> [Texte retenu]

En 2013, une gendarme dépose une plainte administrative de harcèlement contre cinq policiers de la GRC, dont les deux demandeurs. Toutefois, au bout de deux ans d’enquête interne et de longs interrogatoires, la plainte s’est avérée non fondée.

Se plaignant «d’irrégularités» dans le processus, les policiers ont aussi dénoncé un dédoublement du traitement administratif des reproches faits par la plaignante puisqu’un grief avait aussi été déposé contre eux. Des reproches qu’ils ont appris selon eux sur le tard alors que des règles sont pourtant en place.

« Pris en otage »

Selon le caporal et le sergent impliqués, ces longues démarches ont fait en sorte de «suspendre leur avancement de carrière». L’un d’eux affirme même s’être senti «pris en otage» par cette enquête.

À la suite de cet épisode, les deux policiers ont eu des problèmes psychologiques, selon la demande introductive d’instance déposée au palais de justice. Le sergent a même fait une dépression majeure depuis les événements alors que son collègue a aussi des problèmes d’anxiété, d’insomnie et un sentiment de rage qui l’anime.

Ainsi, chacun des deux policiers demande maintenant 250 000 $ en dommages et intérêts.

> [Consigne] Pouvez-vous recopier mot pour mot l'intégralité du texte sur la plainte visant des policiers de la GRC ?

> [Section des données]
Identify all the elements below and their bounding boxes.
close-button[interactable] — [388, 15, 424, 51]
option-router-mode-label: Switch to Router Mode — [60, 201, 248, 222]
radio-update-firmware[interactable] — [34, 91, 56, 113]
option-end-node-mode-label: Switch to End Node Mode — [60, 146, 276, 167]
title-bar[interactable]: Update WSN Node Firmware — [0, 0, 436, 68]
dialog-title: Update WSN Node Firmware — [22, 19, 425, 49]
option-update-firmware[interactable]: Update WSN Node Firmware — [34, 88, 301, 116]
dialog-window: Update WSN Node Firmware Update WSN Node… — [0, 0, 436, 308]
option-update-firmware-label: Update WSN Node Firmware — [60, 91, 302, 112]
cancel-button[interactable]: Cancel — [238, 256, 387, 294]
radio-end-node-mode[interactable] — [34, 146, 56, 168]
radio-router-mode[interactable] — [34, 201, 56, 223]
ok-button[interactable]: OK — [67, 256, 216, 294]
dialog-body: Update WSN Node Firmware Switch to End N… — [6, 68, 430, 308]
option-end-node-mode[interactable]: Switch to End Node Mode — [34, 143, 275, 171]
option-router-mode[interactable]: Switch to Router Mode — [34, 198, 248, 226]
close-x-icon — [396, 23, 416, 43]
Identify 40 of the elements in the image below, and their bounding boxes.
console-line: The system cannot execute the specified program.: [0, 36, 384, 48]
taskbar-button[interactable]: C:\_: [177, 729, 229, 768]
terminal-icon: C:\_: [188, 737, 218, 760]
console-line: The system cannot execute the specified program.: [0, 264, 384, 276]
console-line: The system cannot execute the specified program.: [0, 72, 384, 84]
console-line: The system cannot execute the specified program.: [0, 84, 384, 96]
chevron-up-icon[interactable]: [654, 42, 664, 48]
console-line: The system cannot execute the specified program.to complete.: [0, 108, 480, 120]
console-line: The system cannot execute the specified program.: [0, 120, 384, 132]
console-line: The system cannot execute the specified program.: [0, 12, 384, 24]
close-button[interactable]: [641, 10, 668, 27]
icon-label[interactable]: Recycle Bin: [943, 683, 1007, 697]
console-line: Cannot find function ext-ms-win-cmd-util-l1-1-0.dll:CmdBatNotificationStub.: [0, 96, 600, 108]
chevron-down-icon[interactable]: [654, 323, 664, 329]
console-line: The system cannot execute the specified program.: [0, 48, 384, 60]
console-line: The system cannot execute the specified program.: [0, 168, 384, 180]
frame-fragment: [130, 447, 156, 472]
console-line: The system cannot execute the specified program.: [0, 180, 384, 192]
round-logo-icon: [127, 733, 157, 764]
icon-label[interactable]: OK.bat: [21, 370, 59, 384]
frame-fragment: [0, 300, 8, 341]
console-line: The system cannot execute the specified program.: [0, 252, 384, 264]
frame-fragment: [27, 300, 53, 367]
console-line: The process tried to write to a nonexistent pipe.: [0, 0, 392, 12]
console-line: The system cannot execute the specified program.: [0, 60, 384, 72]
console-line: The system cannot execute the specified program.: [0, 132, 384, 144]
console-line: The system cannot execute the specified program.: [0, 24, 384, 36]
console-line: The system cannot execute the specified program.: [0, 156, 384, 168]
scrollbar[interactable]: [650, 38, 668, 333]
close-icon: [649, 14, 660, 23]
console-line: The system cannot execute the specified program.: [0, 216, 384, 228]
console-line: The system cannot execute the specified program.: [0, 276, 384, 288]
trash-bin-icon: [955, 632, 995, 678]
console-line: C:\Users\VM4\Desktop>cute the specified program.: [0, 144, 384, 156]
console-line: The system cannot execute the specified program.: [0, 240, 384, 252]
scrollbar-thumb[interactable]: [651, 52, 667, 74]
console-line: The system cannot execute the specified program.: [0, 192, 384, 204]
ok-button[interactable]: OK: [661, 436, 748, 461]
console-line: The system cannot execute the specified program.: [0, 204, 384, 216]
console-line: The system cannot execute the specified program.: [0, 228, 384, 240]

> [Exercice réalisé]
En 2013, une gendarme dépose une plainte administrative de harcèlement contre cinq policiers de la GRC, dont les deux demandeurs. Toutefois, au bout de deux ans d’enquête interne et de longs interrogatoires, la plainte s’est avérée non fondée.

Se plaignant «d’irrégularités» dans le processus, les policiers ont aussi dénoncé un dédoublement du traitement administratif des reproches faits par la plaignante puisqu’un grief avait aussi été déposé contre eux. Des reproches qu’ils ont appris selon eux sur le tard alors que des règles sont pourtant en place.

« Pris en otage »

Selon le caporal et le sergent impliqués, ces longues démarches ont fait en sorte de «suspendre leur avancement de carrière». L’un d’eux affirme même s’être senti «pris en otage» par cette enquête.

À la suite de cet épisode, les deux policiers ont eu des problèmes psychologiques, selon la demande introductive d’instance déposée au palais de justice. Le sergent a même fait une dépression majeure depuis les événements alors que son collègue a aussi des problèmes d’anxiété, d’insomnie et un sentiment de rage qui l’anime.

Ainsi, chacun des deux policiers demande maintenant 250 000 $ en dommages et intérêts.